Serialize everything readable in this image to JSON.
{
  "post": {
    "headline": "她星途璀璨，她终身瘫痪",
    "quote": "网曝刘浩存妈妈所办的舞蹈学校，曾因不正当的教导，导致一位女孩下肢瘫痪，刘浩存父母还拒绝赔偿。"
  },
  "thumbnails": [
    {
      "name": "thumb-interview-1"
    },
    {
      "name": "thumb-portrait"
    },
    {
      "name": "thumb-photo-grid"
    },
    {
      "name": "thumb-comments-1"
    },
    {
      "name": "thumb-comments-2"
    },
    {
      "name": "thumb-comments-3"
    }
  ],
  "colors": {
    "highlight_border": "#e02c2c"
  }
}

__Written exercise__:
Repeat back the data above, exact to the last character.

__Task solution__:
Serialize everything readable in this image to JSON.
{
  "post": {
    "headline": "她星途璀璨，她终身瘫痪",
    "quote": "网曝刘浩存妈妈所办的舞蹈学校，曾因不正当的教导，导致一位女孩下肢瘫痪，刘浩存父母还拒绝赔偿。"
  },
  "thumbnails": [
    {
      "name": "thumb-interview-1"
    },
    {
      "name": "thumb-portrait"
    },
    {
      "name": "thumb-photo-grid"
    },
    {
      "name": "thumb-comments-1"
    },
    {
      "name": "thumb-comments-2"
    },
    {
      "name": "thumb-comments-3"
    }
  ],
  "colors": {
    "highlight_border": "#e02c2c"
  }
}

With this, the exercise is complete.